• DESCRIPTION OF THE TASK
Rewrite the entry lines as a numbered list with blank lines dropped, starting at the line containing "dark-hair-girl-avatar-icon [65,496,139,576]" and ending at the line containing "bottom-nav: Donce Kiunat".

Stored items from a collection

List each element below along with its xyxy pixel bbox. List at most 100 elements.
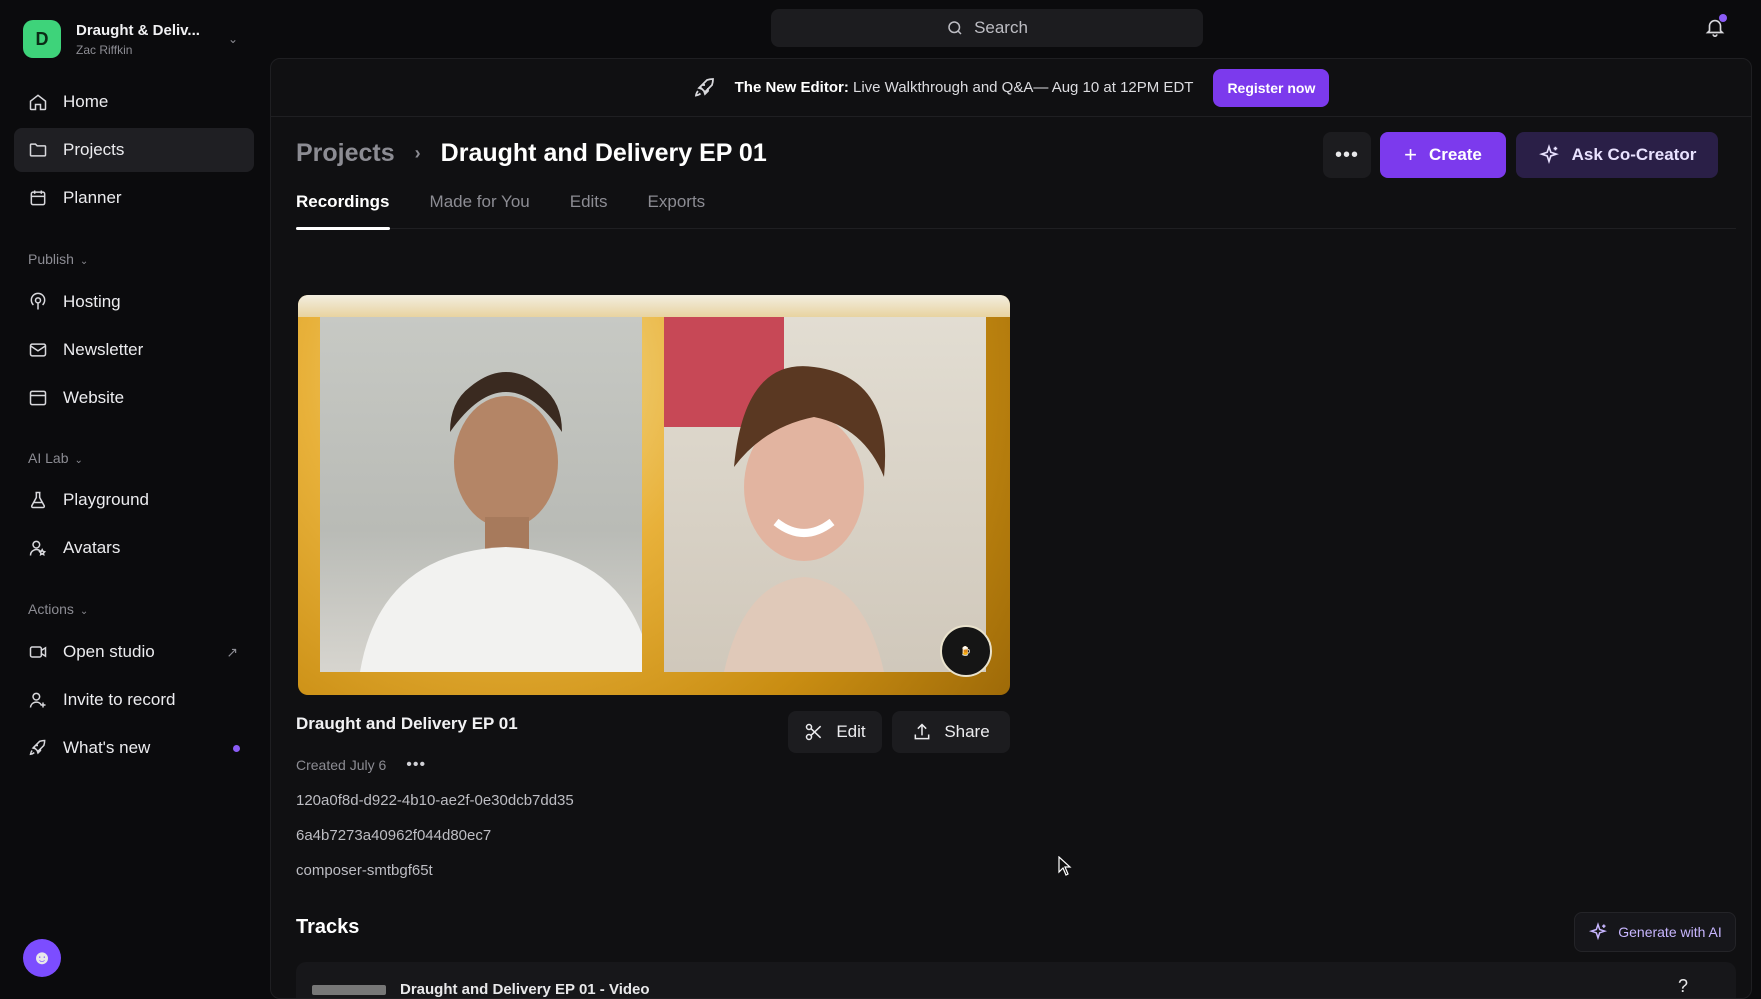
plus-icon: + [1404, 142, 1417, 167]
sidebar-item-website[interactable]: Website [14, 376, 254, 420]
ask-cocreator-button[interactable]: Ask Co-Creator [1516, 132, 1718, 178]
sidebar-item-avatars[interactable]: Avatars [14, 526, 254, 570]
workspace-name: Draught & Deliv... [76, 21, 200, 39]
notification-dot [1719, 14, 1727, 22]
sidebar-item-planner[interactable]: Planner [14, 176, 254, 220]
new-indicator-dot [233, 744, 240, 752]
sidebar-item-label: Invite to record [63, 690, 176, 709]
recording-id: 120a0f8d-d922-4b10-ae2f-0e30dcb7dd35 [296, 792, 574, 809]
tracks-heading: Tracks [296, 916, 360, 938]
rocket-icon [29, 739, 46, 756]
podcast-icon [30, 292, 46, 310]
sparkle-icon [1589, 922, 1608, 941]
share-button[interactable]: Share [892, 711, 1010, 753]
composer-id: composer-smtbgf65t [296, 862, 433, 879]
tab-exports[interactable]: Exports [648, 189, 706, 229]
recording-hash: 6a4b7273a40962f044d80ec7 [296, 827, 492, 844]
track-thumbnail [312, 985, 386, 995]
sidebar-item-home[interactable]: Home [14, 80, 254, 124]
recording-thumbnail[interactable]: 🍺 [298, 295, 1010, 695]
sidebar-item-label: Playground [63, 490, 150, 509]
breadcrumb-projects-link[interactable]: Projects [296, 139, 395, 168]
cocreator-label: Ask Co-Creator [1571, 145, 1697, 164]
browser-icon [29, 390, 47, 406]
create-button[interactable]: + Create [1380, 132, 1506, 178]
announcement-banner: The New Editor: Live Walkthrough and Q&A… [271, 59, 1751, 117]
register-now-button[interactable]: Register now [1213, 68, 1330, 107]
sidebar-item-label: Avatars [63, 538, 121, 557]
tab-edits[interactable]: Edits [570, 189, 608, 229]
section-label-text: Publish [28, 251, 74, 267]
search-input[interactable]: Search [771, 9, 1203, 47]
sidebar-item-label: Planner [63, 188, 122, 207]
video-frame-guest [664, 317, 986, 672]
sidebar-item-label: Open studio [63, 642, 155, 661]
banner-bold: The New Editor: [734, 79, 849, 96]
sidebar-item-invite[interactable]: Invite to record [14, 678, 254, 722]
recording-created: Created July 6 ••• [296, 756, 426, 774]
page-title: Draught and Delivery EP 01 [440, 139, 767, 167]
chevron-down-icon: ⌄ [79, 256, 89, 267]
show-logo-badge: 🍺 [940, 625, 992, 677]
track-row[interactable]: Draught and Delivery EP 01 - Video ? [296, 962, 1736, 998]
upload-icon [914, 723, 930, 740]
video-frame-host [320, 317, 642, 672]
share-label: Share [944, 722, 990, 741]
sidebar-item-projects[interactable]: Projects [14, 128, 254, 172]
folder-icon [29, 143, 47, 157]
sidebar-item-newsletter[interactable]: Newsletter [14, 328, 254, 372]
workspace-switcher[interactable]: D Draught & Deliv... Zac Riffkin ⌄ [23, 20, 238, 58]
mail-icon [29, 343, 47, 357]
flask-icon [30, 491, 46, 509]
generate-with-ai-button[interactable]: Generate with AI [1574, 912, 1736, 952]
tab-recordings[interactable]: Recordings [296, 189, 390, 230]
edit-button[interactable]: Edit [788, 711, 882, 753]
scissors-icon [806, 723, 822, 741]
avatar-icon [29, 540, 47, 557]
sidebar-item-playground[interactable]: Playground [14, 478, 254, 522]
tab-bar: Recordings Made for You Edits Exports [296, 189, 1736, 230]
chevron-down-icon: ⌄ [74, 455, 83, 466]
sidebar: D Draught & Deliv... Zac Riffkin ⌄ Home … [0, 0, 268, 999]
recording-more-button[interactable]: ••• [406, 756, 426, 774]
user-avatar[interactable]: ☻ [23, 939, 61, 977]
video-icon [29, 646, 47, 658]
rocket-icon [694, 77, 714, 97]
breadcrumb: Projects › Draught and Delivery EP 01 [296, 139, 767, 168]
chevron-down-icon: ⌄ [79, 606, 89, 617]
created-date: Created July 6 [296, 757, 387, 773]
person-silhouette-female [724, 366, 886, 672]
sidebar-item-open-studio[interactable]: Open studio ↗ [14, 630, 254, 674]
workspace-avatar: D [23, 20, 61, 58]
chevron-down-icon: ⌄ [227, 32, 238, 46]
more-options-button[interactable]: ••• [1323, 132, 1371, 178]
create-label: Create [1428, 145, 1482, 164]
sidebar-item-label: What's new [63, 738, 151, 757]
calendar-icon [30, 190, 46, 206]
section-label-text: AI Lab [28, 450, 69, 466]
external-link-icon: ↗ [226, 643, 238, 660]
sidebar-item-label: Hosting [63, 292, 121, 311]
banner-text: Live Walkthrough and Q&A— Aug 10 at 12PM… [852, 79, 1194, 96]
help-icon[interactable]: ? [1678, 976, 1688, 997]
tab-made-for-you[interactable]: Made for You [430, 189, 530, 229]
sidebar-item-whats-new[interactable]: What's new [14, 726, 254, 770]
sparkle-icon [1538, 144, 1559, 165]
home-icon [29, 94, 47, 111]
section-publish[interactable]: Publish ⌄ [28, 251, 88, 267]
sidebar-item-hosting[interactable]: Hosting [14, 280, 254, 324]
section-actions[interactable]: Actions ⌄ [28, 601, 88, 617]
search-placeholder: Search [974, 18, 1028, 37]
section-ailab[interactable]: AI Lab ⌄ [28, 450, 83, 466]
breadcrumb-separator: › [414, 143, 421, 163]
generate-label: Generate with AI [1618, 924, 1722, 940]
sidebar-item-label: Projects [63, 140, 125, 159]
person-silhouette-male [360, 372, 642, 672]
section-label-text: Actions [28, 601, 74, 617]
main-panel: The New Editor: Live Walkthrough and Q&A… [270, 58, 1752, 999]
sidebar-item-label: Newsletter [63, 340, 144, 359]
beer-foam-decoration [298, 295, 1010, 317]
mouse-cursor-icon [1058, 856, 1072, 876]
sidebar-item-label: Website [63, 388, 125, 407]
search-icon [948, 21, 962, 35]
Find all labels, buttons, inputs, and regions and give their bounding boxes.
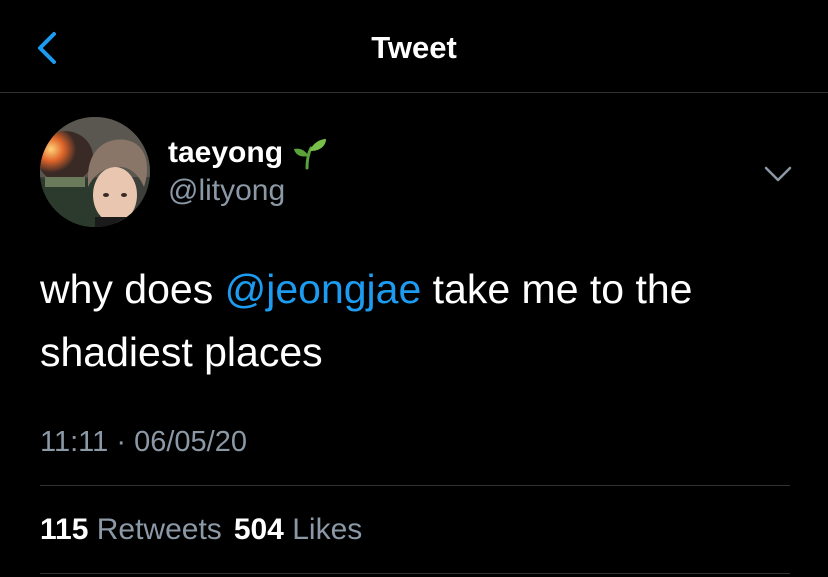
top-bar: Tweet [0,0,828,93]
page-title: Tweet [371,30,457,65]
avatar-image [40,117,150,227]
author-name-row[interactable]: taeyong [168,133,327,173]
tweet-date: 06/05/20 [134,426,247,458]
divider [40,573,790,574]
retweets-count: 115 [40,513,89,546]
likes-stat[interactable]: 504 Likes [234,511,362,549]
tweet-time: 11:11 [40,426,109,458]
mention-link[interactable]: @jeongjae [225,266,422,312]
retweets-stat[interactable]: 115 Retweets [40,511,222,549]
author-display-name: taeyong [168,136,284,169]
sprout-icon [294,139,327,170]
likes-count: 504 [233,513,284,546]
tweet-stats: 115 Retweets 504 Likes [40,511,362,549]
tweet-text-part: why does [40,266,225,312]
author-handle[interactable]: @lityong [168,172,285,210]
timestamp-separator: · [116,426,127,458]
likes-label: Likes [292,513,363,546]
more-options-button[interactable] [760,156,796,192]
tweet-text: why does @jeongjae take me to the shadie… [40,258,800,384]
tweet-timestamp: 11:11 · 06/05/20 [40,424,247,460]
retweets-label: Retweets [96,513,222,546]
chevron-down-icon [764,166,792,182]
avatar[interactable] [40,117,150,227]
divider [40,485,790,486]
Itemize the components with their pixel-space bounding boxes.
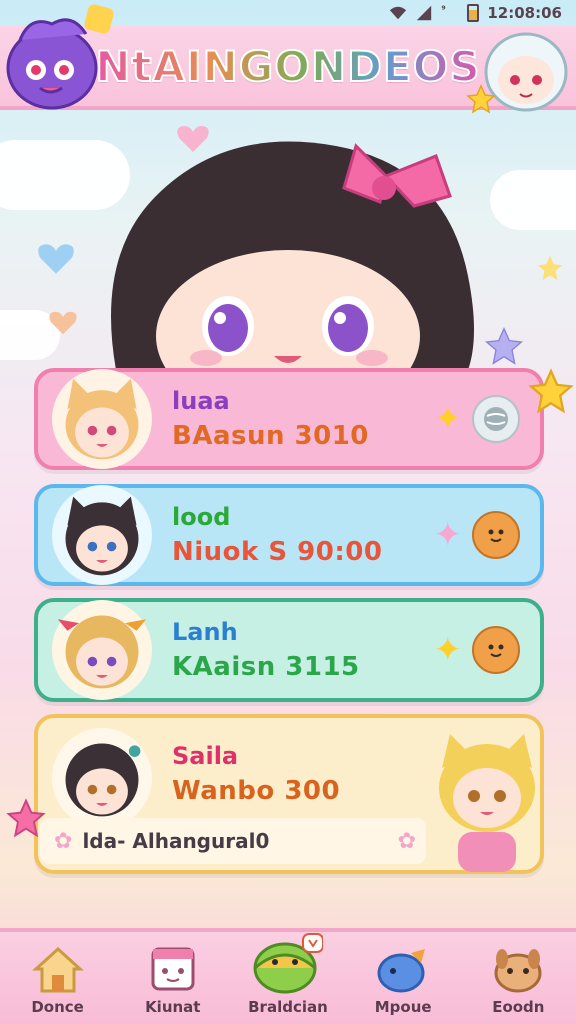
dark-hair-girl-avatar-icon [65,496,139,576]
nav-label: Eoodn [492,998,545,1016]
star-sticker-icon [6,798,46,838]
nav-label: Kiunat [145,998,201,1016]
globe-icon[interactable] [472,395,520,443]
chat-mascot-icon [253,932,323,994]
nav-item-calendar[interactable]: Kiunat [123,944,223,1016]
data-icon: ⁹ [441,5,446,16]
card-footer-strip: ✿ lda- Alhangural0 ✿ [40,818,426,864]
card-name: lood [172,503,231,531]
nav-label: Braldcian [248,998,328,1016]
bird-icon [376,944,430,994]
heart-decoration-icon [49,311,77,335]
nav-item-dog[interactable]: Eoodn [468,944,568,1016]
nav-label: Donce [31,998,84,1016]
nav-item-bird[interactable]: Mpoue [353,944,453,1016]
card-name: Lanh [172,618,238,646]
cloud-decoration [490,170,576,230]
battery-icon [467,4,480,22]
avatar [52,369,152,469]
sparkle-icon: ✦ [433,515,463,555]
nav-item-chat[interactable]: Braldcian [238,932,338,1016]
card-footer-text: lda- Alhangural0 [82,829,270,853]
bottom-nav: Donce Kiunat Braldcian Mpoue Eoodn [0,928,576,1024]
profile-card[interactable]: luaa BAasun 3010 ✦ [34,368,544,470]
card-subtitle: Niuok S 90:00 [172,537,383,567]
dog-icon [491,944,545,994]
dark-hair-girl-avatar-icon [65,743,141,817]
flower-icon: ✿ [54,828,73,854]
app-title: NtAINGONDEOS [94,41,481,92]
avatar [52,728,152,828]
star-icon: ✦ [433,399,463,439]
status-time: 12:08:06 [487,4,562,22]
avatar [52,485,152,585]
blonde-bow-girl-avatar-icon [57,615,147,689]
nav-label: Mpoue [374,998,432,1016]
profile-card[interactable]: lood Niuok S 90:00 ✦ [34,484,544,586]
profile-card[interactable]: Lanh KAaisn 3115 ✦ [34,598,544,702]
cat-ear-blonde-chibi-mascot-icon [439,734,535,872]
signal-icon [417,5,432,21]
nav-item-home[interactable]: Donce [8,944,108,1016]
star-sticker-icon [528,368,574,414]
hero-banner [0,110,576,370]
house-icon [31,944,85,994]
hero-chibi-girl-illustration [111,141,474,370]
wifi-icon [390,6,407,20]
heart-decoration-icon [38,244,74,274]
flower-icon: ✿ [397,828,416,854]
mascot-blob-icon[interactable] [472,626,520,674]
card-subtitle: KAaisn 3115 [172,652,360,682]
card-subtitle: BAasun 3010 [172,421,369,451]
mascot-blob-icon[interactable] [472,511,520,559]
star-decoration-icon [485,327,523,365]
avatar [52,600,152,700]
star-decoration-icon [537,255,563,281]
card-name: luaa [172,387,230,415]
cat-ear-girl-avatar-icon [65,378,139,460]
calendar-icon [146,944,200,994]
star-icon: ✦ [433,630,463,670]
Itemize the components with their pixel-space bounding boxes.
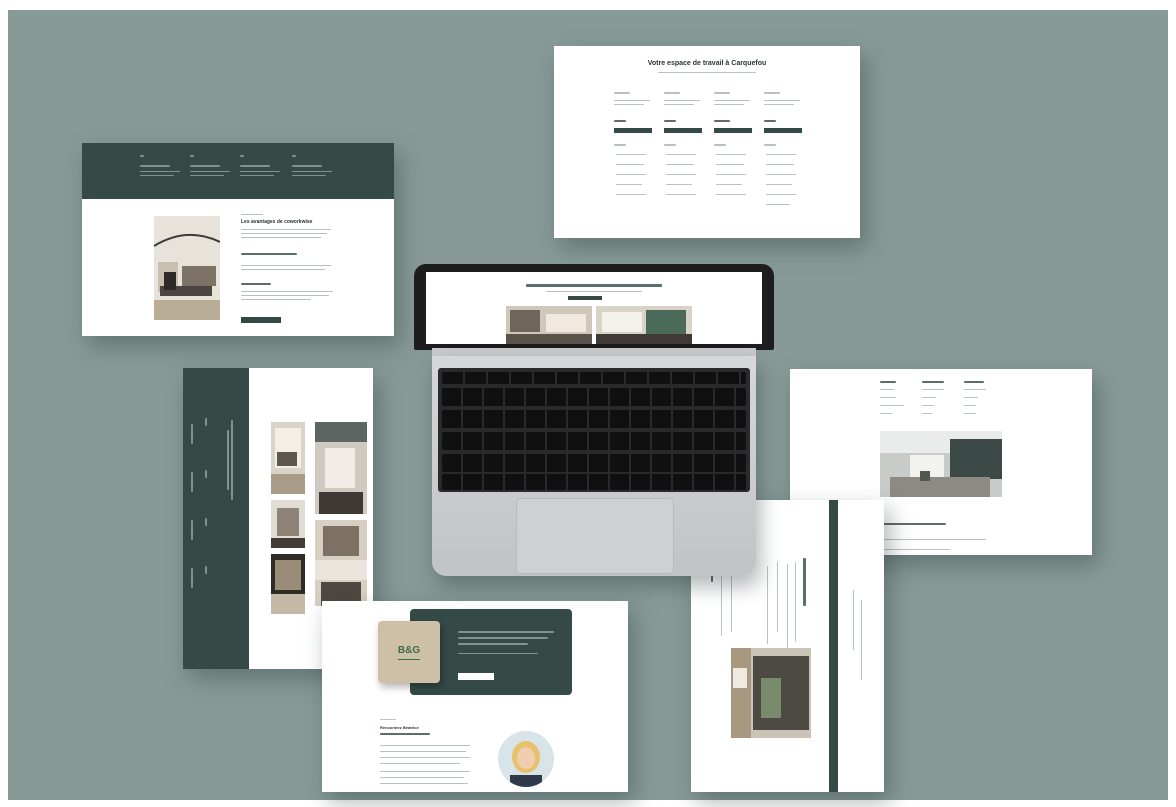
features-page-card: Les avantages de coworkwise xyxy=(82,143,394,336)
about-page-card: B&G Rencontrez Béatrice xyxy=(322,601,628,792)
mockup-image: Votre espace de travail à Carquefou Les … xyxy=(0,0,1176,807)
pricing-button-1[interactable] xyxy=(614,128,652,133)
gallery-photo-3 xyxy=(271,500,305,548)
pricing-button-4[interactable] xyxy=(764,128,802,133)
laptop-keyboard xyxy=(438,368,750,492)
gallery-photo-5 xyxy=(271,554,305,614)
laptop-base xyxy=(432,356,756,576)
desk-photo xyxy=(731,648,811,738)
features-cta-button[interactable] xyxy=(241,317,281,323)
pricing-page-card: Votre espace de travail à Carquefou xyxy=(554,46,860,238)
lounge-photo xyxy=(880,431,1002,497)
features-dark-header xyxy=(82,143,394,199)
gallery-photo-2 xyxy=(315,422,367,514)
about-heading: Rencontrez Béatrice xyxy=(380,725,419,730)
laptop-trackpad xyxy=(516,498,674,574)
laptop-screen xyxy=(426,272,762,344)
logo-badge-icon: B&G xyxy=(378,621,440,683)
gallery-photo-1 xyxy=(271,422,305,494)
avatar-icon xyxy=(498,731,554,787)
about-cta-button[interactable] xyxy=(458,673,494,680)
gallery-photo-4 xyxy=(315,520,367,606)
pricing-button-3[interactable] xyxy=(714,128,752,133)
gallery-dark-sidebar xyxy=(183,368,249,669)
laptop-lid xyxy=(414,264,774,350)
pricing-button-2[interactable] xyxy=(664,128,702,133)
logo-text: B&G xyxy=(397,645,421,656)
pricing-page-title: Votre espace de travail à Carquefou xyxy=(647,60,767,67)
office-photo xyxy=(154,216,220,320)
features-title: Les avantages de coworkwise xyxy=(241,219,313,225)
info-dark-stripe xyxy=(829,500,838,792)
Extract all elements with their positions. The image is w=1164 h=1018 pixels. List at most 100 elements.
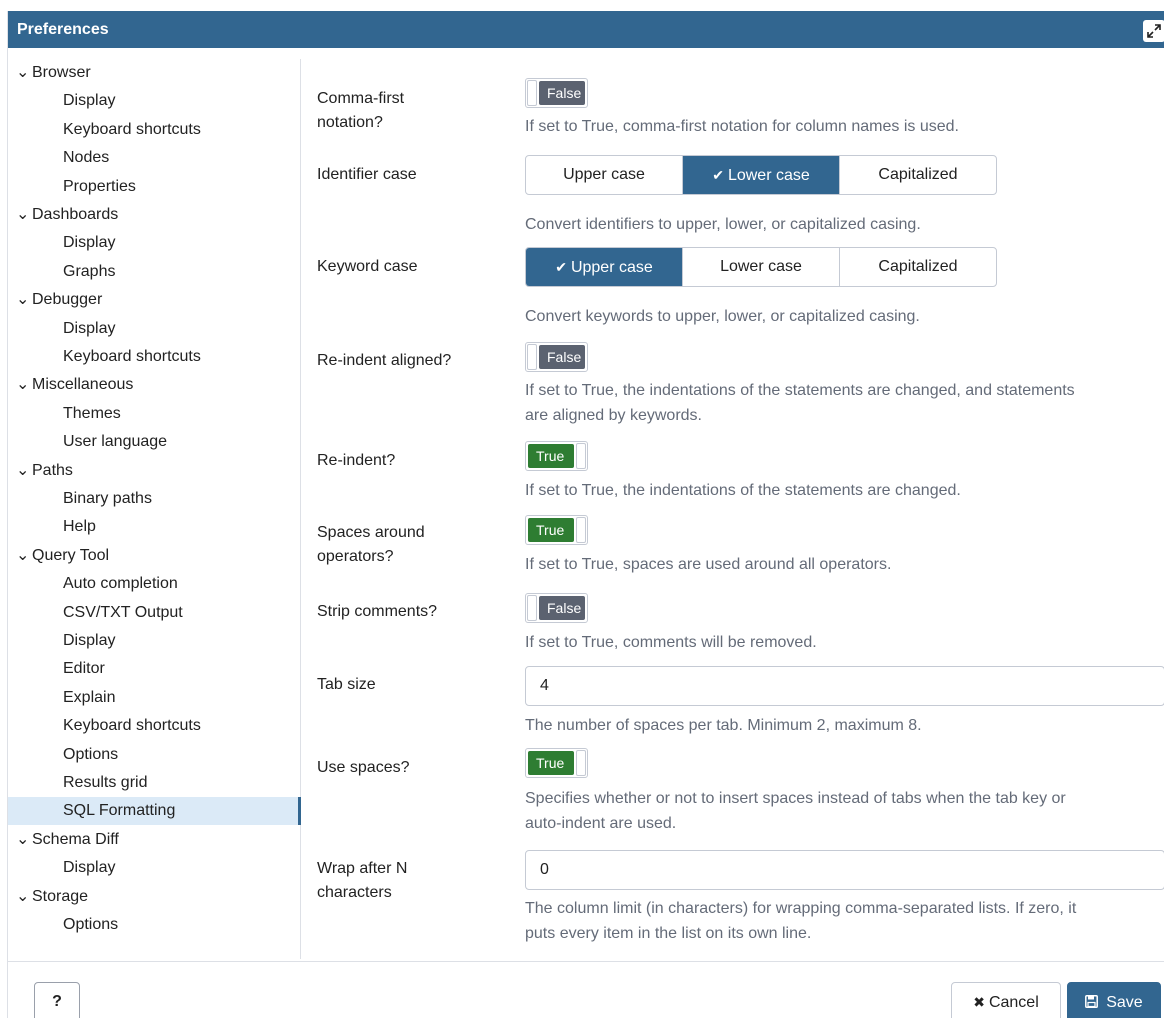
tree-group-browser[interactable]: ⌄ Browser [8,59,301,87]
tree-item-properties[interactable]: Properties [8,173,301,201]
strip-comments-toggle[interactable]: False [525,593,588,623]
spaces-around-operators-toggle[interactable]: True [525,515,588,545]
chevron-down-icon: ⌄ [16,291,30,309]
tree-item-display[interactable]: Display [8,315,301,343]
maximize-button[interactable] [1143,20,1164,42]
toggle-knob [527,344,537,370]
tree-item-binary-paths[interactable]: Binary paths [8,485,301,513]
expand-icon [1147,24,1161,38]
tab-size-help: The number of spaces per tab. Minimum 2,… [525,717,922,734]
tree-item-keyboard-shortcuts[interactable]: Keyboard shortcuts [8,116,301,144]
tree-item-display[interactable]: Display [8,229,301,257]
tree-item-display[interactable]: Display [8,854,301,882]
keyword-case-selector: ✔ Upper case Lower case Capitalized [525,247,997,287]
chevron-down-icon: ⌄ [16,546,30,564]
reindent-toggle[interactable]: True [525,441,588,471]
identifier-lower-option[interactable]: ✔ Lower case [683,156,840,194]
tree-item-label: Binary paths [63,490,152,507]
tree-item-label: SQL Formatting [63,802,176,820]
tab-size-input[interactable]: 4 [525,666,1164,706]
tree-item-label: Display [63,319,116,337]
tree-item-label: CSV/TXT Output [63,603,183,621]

• REPLY TO THE TASK
1. dark-hair-girl-avatar-icon [65,496,139,576]
2. nav-label: Eoodn [492,998,545,1016]
3. star-sticker-icon [6,798,46,838]
4. nav-label: Kiunat [145,998,201,1016]
5. globe-icon[interactable] [472,395,520,443]
6. chat-mascot-icon [253,932,323,994]
7. nav-item-calendar[interactable]: Kiunat [123,944,223,1016]
8. data-icon: ⁹ [441,5,446,16]
9. card-footer-strip: ✿ lda- Alhangural0 ✿ [40,818,426,864]
10. card-name: lood [172,503,231,531]
11. nav-label: Braldcian [248,998,328,1016]
12. bird-icon [376,944,430,994]
13. heart-decoration-icon [49,311,77,335]
14. nav-item-dog[interactable]: Eoodn [468,944,568,1016]
15. nav-label: Donce [31,998,84,1016]
16. nav-item-bird[interactable]: Mpoue [353,944,453,1016]
17. card-name: Lanh [172,618,238,646]
18. cloud-decoration [490,170,576,230]
19. battery-icon [467,4,480,22]
20. avatar [52,369,152,469]
21. sparkle-icon: ✦ [433,515,463,555]
22. nav-item-chat[interactable]: Braldcian [238,932,338,1016]
23. card-footer-text: lda- Alhangural0 [82,829,270,853]
24. bottom-nav: Donce Kiunat Braldcian Mpoue Eoodn [0,928,576,1024]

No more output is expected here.